Records from a collection of figures
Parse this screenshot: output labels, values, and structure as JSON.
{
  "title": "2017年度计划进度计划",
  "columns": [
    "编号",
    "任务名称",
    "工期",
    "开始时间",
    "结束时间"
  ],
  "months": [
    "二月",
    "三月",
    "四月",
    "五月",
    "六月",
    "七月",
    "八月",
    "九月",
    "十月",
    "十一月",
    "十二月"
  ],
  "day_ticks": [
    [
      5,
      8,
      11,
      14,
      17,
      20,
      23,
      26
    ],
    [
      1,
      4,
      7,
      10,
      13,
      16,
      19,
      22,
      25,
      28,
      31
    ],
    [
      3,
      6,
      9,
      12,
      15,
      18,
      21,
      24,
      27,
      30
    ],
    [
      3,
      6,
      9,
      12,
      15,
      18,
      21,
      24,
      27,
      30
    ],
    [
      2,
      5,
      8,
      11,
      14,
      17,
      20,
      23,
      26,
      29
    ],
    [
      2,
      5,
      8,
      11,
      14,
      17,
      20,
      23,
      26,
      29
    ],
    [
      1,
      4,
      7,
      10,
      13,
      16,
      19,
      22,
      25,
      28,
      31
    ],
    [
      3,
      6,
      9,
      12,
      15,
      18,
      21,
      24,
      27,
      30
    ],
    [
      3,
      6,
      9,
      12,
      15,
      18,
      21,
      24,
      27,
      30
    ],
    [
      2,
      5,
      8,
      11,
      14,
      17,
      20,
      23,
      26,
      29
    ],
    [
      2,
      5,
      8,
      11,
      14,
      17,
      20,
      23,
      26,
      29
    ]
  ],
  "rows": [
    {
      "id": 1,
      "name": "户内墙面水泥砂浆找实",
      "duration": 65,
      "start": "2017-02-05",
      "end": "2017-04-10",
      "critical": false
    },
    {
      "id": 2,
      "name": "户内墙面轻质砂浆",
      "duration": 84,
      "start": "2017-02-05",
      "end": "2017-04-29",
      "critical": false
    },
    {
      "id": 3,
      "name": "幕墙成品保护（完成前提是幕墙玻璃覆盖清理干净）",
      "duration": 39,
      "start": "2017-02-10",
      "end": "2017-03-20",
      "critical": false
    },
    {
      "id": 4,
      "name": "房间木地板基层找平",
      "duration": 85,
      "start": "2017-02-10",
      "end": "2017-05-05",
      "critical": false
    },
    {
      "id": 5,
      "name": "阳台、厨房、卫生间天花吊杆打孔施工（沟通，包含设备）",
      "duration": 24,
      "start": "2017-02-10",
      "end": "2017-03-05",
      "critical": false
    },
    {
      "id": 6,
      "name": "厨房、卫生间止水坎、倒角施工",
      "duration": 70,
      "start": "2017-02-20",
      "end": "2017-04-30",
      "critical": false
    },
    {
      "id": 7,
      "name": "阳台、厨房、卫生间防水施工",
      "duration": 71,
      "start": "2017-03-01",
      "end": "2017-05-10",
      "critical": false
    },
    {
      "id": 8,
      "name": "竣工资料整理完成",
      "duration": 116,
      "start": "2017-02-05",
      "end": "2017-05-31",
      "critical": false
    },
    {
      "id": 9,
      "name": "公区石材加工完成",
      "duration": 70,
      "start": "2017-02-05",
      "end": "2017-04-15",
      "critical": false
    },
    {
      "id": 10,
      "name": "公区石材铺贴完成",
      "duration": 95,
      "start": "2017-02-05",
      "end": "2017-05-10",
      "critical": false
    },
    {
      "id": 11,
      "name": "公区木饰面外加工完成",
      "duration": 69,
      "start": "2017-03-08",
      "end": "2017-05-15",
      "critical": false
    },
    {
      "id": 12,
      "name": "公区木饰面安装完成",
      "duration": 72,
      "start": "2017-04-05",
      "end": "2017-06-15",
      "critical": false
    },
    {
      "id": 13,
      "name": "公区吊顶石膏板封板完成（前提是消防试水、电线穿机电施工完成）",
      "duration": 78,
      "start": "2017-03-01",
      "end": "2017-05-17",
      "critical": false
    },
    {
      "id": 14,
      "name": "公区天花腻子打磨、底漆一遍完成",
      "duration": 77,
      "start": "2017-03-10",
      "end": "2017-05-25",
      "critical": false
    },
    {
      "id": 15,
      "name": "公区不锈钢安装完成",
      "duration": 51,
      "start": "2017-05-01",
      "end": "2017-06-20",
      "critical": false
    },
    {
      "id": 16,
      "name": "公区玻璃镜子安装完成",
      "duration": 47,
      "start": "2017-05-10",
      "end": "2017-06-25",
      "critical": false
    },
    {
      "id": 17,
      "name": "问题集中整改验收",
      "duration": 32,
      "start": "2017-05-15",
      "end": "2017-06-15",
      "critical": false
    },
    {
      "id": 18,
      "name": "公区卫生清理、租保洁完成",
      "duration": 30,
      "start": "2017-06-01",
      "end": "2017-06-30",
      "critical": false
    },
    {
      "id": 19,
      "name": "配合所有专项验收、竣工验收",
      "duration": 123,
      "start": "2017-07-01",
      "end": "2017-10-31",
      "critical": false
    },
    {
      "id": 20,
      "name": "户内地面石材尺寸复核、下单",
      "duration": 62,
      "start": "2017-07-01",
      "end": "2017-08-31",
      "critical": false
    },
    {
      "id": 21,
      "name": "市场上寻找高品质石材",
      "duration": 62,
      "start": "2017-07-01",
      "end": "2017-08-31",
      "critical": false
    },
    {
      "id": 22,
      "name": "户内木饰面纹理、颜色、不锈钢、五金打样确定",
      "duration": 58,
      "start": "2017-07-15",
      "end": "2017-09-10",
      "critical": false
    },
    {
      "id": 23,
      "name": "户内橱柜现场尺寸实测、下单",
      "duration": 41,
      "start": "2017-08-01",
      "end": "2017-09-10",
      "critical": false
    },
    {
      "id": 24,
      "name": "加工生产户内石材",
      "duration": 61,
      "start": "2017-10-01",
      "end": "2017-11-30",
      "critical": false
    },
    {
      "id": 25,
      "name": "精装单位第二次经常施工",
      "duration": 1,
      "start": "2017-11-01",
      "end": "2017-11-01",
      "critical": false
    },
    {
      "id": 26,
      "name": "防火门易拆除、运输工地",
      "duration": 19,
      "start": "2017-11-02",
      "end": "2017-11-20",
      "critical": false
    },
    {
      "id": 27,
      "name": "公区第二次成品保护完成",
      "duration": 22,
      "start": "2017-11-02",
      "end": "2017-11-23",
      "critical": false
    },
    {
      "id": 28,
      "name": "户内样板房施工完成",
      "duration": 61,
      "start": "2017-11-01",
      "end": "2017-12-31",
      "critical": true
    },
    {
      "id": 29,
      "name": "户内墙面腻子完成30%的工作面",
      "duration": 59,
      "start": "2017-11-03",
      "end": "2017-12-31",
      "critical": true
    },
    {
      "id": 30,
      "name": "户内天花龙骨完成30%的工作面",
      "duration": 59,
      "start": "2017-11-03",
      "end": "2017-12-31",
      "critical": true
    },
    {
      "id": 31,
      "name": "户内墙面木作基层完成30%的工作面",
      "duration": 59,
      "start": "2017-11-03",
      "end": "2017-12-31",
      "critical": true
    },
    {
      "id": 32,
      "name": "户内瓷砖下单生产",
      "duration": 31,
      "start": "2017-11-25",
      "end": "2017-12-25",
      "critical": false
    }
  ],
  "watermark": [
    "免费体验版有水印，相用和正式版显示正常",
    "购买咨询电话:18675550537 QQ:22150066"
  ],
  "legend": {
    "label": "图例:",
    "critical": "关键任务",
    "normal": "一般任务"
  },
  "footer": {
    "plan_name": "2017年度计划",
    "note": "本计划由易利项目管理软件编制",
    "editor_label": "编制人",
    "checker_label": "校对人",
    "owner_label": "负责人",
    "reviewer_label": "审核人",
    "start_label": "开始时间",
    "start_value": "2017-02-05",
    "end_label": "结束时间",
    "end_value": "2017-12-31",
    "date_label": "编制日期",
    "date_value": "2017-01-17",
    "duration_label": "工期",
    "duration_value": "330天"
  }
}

### DESCRIPTION OF THE TASK
Say how many lines in this listing hold the string "的工作面", giving the count and nothing more.

### EXERCISE OUTPUT
3